> [Your instructions] Check the listing below for lines that hold "into". How many are there? Please give only the number.

--- START Stored records ---

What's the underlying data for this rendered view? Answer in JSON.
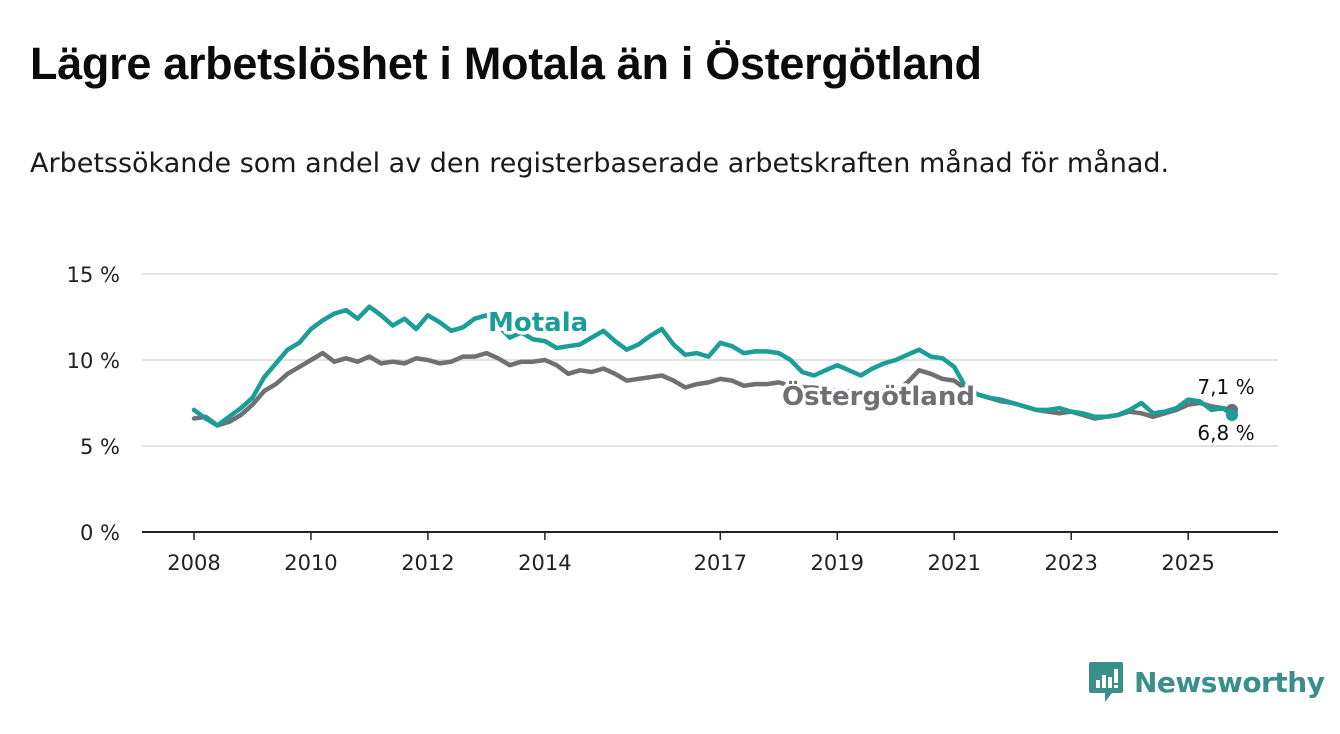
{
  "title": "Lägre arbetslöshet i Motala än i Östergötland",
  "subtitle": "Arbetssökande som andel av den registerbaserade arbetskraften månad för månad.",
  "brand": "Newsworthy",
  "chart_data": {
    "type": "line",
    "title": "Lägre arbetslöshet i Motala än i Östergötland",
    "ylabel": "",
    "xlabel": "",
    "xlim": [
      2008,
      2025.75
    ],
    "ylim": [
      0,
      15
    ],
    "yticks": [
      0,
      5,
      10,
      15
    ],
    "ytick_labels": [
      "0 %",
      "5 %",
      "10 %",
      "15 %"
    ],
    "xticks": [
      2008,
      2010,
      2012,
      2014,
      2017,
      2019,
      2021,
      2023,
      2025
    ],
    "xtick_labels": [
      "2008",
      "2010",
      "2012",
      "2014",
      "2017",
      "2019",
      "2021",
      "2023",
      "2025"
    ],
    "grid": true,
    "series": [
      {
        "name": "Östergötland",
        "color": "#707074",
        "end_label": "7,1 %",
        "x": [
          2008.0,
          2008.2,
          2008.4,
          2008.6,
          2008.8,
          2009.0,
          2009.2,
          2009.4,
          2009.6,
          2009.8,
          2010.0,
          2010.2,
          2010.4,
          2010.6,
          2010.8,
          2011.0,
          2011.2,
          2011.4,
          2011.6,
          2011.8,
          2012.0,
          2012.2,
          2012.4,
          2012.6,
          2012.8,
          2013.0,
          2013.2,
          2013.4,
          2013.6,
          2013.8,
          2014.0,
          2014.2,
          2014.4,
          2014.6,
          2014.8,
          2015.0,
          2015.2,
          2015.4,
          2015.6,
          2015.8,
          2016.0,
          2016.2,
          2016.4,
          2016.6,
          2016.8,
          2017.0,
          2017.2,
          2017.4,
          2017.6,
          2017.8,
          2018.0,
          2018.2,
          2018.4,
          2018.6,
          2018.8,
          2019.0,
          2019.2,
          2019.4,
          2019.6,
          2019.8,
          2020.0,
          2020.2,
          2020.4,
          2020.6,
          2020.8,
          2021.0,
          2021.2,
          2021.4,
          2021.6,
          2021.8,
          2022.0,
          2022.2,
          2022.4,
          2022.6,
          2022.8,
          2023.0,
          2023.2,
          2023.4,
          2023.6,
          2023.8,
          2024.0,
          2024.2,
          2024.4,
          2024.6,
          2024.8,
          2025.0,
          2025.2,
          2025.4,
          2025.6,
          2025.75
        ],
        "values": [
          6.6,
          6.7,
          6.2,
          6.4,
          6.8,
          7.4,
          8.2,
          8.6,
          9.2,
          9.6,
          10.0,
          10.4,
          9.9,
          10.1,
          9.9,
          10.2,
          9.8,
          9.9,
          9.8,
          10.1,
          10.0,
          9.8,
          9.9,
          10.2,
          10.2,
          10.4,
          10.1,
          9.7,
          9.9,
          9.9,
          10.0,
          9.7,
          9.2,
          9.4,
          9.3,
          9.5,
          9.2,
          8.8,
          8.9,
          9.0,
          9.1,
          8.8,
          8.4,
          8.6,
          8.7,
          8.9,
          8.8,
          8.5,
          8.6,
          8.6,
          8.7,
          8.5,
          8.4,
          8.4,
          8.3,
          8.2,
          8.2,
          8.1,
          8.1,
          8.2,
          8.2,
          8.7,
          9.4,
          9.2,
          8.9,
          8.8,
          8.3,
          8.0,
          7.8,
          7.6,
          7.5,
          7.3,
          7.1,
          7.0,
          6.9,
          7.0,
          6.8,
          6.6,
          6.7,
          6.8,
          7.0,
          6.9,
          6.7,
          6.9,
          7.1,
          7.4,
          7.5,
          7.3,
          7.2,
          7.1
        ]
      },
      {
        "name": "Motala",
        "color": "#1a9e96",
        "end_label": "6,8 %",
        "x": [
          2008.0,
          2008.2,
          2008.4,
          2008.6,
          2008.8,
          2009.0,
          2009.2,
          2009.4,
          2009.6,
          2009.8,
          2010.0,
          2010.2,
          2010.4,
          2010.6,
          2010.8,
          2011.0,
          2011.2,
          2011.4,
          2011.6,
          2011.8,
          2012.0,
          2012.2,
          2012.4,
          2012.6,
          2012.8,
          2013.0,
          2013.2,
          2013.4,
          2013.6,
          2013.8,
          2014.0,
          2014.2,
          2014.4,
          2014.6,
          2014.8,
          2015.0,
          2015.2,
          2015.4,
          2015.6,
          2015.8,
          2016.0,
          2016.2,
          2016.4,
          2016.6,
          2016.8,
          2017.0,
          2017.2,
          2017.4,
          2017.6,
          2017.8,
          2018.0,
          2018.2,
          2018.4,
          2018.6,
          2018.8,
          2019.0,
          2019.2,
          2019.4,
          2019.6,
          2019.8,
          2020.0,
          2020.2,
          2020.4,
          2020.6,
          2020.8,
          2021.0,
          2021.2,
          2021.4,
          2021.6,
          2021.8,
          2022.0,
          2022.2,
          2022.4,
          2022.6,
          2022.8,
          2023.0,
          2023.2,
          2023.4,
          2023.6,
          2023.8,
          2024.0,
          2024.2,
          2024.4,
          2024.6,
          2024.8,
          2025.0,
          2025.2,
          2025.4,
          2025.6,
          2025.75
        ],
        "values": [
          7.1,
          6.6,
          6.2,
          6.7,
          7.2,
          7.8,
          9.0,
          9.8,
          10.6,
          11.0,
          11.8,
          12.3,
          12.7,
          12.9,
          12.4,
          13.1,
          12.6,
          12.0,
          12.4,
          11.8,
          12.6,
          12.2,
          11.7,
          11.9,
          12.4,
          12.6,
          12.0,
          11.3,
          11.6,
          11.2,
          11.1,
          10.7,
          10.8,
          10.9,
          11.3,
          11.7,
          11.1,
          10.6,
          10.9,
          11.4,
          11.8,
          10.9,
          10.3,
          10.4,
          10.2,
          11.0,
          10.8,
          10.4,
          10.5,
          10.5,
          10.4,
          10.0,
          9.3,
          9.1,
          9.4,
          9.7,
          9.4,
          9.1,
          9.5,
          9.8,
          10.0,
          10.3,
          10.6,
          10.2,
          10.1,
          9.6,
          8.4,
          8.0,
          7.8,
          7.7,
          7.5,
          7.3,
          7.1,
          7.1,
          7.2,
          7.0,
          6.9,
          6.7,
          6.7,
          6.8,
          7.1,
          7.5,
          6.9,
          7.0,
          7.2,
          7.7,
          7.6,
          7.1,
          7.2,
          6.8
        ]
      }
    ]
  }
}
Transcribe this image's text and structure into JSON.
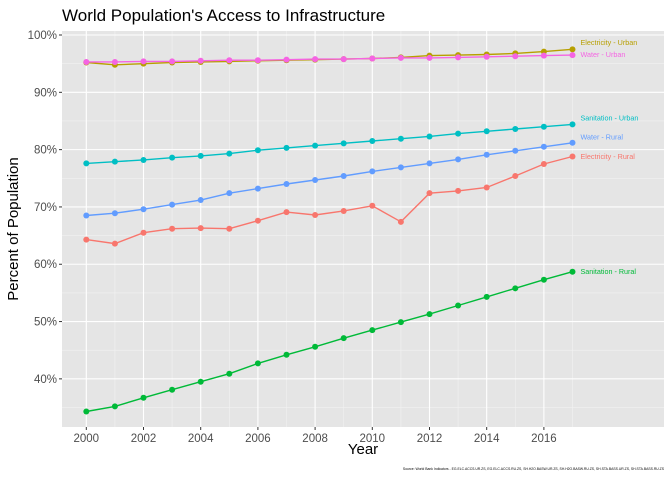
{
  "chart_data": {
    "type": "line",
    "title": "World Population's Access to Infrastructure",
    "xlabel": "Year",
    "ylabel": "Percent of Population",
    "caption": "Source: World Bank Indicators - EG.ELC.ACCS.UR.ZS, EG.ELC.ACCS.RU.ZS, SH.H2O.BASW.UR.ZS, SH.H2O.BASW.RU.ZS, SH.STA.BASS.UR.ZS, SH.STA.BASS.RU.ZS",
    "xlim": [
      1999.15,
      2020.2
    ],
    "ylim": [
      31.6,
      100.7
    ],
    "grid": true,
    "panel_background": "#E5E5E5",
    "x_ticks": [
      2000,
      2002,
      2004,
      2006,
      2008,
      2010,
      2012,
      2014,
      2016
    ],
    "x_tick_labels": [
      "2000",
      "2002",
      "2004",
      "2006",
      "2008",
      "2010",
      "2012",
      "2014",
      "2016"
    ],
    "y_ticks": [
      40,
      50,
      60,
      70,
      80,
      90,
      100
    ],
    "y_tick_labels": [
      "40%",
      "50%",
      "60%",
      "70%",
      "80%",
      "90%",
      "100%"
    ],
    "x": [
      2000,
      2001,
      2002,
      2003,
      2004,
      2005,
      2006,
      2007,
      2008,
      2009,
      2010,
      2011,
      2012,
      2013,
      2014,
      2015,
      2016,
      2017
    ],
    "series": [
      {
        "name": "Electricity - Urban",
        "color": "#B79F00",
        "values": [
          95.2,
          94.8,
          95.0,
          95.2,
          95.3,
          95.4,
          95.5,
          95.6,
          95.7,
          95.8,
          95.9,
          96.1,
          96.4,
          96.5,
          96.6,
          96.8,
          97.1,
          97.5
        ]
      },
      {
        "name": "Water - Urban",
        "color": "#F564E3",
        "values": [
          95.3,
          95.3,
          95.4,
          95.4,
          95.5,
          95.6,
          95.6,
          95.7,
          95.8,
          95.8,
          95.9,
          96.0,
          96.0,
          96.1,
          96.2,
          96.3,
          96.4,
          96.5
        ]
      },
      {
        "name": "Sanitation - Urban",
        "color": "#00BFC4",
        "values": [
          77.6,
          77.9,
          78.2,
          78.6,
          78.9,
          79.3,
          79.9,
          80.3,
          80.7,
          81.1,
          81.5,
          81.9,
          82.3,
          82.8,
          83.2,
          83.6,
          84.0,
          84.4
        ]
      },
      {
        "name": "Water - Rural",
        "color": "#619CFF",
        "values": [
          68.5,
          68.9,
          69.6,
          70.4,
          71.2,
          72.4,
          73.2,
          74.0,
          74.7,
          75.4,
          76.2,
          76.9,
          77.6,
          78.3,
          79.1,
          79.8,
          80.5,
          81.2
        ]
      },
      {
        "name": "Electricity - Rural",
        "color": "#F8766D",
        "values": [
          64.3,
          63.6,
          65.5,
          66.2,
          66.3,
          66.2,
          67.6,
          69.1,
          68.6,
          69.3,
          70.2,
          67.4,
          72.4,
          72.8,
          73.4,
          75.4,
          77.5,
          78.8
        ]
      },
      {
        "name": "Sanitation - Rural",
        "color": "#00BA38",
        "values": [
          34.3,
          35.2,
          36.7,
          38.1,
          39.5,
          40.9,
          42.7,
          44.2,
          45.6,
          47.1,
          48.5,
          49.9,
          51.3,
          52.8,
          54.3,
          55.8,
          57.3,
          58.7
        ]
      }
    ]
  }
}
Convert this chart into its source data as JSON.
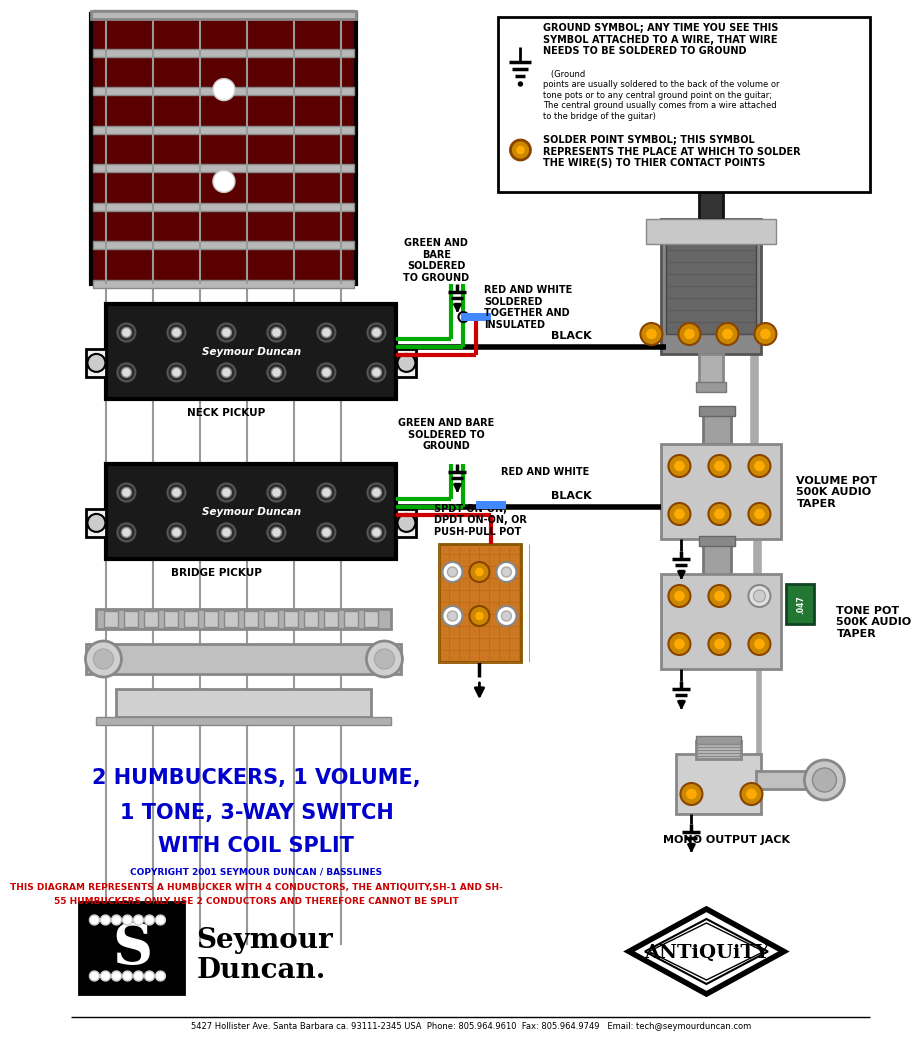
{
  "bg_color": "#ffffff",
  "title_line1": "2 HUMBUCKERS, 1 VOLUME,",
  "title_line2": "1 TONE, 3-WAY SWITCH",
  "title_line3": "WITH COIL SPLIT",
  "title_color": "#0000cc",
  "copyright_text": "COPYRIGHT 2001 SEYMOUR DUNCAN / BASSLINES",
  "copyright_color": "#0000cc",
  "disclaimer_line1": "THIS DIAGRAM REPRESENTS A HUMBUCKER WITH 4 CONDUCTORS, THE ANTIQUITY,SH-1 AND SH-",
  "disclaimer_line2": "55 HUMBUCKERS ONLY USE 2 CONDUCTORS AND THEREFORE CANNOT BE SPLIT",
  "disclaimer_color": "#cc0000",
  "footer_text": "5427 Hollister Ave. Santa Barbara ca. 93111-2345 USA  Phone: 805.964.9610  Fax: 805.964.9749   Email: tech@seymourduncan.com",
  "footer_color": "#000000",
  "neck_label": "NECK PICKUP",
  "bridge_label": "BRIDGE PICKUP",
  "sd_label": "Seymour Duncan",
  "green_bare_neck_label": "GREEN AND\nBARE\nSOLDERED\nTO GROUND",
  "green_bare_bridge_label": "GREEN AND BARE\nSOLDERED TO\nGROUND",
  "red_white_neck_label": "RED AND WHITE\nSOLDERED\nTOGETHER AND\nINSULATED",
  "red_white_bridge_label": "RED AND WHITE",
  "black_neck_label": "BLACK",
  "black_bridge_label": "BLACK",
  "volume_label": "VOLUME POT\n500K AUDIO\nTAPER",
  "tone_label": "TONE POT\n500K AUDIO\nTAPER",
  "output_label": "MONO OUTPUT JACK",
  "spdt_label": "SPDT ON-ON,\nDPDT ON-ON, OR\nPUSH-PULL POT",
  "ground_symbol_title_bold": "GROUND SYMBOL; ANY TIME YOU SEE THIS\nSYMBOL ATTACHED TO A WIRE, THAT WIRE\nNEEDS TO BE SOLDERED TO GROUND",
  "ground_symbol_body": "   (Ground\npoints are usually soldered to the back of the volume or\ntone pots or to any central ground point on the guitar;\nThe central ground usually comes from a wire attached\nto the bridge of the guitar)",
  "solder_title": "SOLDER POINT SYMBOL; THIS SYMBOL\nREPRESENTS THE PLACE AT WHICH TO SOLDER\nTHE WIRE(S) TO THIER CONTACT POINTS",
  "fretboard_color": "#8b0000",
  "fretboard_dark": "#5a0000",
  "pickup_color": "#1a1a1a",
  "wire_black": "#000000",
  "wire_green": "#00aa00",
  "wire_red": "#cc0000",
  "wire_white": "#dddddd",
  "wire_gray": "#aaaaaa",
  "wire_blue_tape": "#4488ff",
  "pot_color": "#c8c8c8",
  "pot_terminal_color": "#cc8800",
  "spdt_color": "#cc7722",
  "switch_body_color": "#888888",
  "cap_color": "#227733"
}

--- END Stored records ---

> [Solution to this exercise] 2